As the end of the TNT drama series THE CLOSER wraps up, it is a privilege to talk with co-star Tony Denison about all the fun he has had working on the series and his hopes for his continuing role in the spin-off series MAJOR CRIMES. Playing Detective Andy Flynn, who is frequently embroiled in the comedic misadventures of his partner Provenza (G.W. Bailey), Tony has had the pleasure of portraying all different facets of such a complex and intriguing role. While THE CLOSER has been cautious about delving into the personal lives of its characters, when it does, it always surprises us in ways we never thought possible. THE CLOSER has delivered stellar drama over its seven year run and as it is building towards its climactic finale, each character is caught up in the maelstrom of a department leak that has haunted them all both in their personal and professional worlds. Tony teased a bit of the ramifications of that devastating storyline and what lies ahead as THE CLOSER launches the new series MAJOR CRIMES.

DIRECTION 1 - In the passage about Tony Denison and THE CLOSER, which character does Denison play?
DIRECTION 2 - Write a continuation of the passage about Tony Denison and THE CLOSER, picking up right after its final sentence.

RAW RECORDS -
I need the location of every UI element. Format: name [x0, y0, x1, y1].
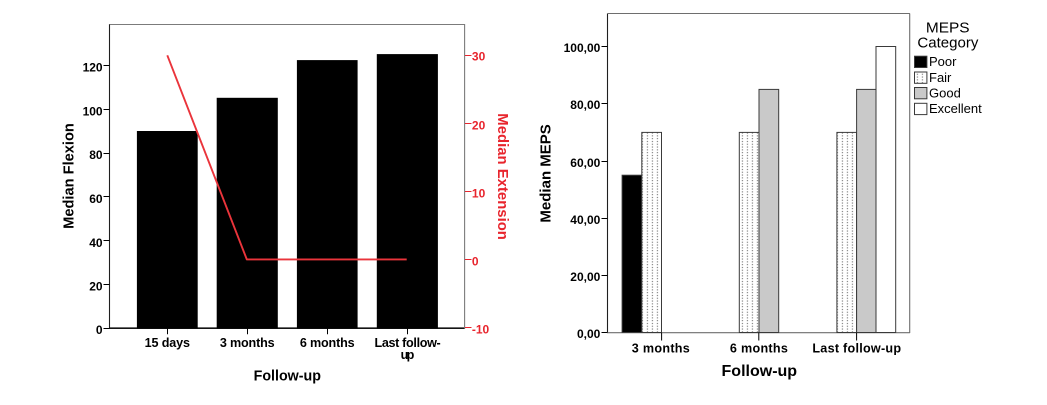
svg-text:3 months: 3 months — [632, 342, 690, 356]
svg-text:60,00: 60,00 — [570, 156, 600, 170]
svg-text:10: 10 — [472, 187, 486, 201]
svg-text:0: 0 — [472, 255, 479, 269]
svg-text:30: 30 — [472, 50, 486, 64]
svg-text:0,00: 0,00 — [577, 327, 601, 341]
svg-text:MEPS: MEPS — [926, 20, 970, 36]
svg-text:Last follow-up: Last follow-up — [812, 342, 901, 356]
svg-text:100: 100 — [83, 104, 103, 118]
svg-text:Fair: Fair — [929, 70, 952, 85]
svg-text:60: 60 — [89, 192, 103, 206]
svg-text:0: 0 — [96, 323, 103, 337]
svg-text:40,00: 40,00 — [570, 213, 600, 227]
svg-text:40: 40 — [89, 236, 103, 250]
svg-text:Last follow-: Last follow- — [374, 336, 440, 350]
svg-text:Category: Category — [917, 36, 979, 52]
svg-text:80: 80 — [89, 148, 103, 162]
svg-text:80,00: 80,00 — [570, 98, 600, 112]
svg-text:Poor: Poor — [929, 54, 957, 69]
svg-text:100,00: 100,00 — [564, 41, 601, 55]
svg-text:6 months: 6 months — [300, 336, 355, 350]
svg-text:120: 120 — [83, 61, 103, 75]
svg-text:20: 20 — [472, 118, 486, 132]
svg-text:15 days: 15 days — [145, 336, 190, 350]
svg-text:up: up — [401, 348, 415, 362]
svg-text:3 months: 3 months — [220, 336, 275, 350]
svg-text:Median Flexion: Median Flexion — [61, 123, 77, 229]
svg-text:20,00: 20,00 — [570, 270, 600, 284]
svg-text:Excellent: Excellent — [929, 101, 982, 116]
svg-text:Median MEPS: Median MEPS — [538, 124, 555, 222]
svg-text:Good: Good — [929, 86, 961, 101]
svg-text:20: 20 — [89, 280, 103, 294]
svg-text:Follow-up: Follow-up — [254, 368, 321, 385]
svg-text:Median Extension: Median Extension — [494, 113, 510, 240]
svg-text:-10: -10 — [472, 323, 490, 337]
svg-text:Follow-up: Follow-up — [722, 363, 798, 380]
svg-text:6 months: 6 months — [730, 342, 788, 356]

EXPECTED OUTPUT 1 - Detective Andy Flynn.

EXPECTED OUTPUT 2 -
Last week’s episode “Fool’s Gold” looked like a lot of fun to film. What was it like for you to do that episode with G.W. Bailey?
TONY: It was a lot of fun. Any time G.W. [Bailey] and I get a chance to go off the reservation, so to speak, I love it. It was an opportunity to do some comedy and the two of us take turns, one of us being the straight-guy and one of us being the funny-guy. It’s great. We’ve done a lot of those and hope to be doing more of those in MAJOR CRIMES.
The Flynn/Provenza episodes have been a perfect balance of comedy mingled amongst the heavier drama of THE CLOSER. It reminds us that these are people who have lives and they do not just solve crimes.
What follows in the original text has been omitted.